Aim of the task:
Using the data beneath, show every line that includes the word "depuis".

Excerpted data:
○ ○ ○ ○
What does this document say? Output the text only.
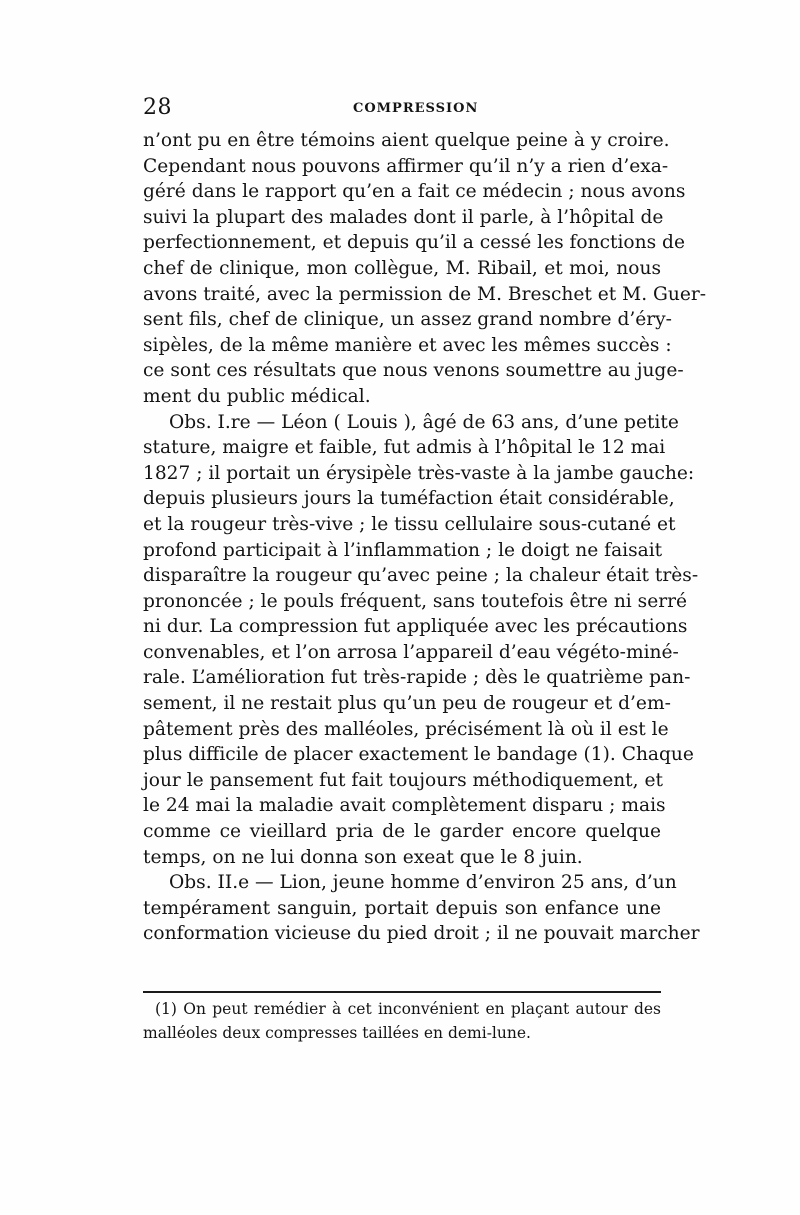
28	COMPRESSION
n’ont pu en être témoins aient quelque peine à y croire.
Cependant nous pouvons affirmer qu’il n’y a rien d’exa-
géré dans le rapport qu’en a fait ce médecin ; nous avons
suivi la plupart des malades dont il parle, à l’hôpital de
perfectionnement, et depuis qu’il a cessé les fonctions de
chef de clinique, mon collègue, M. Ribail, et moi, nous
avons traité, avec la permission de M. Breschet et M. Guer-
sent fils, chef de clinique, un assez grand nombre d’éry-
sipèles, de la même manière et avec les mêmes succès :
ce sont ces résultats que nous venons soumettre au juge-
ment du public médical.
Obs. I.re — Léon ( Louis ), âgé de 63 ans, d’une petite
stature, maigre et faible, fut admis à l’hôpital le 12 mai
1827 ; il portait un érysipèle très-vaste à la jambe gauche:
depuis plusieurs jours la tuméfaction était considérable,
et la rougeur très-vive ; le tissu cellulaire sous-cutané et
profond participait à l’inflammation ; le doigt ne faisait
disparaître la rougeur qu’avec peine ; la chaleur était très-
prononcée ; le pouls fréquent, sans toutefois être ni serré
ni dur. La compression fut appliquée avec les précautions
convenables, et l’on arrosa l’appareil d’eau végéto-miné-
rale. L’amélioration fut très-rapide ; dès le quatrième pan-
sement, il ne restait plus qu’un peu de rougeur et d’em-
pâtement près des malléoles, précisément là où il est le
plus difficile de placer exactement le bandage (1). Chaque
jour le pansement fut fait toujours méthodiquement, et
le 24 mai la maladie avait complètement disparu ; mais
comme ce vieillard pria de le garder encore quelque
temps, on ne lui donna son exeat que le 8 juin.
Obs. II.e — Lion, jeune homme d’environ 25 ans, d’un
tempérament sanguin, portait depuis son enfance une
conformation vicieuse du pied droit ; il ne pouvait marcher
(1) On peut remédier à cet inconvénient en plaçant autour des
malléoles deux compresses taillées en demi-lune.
○ ○ ○ ○
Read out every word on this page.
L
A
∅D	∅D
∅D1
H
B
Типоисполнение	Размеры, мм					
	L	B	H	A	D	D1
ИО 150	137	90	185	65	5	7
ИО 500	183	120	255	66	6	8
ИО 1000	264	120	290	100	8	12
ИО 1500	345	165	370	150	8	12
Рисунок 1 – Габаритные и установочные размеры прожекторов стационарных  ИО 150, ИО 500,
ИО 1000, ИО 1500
○ ○ ○ ○
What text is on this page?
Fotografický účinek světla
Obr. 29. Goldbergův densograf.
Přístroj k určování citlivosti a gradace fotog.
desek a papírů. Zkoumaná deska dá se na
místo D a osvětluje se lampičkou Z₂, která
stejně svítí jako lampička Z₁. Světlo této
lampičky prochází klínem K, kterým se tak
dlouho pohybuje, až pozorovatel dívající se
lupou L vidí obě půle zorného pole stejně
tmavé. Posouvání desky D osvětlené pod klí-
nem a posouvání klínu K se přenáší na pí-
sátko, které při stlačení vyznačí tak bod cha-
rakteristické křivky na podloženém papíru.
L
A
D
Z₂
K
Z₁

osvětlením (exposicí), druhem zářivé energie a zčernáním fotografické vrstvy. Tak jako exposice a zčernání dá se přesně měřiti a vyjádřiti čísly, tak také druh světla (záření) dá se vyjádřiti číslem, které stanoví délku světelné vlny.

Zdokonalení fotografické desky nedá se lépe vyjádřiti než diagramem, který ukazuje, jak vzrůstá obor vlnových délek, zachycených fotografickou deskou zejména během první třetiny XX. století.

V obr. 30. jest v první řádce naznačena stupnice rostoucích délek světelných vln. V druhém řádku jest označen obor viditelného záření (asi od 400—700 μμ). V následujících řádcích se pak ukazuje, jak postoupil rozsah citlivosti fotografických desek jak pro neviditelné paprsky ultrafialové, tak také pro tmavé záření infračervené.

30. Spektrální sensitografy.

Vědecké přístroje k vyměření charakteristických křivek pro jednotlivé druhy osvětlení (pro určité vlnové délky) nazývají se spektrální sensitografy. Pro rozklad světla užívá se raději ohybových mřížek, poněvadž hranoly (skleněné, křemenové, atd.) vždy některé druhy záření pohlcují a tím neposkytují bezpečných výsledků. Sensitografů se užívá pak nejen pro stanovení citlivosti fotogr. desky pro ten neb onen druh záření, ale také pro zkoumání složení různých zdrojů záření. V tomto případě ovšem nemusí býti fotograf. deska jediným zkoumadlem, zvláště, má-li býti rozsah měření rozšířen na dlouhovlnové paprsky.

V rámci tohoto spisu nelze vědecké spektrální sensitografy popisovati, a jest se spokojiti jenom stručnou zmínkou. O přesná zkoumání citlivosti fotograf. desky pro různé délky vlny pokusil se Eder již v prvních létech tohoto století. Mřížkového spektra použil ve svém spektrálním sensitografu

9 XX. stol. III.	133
○ ○ ○ ○
Written reply:
perfectionnement, et depuis qu’il a cessé les fonctions de
depuis plusieurs jours la tuméfaction était considérable,
tempérament sanguin, portait depuis son enfance une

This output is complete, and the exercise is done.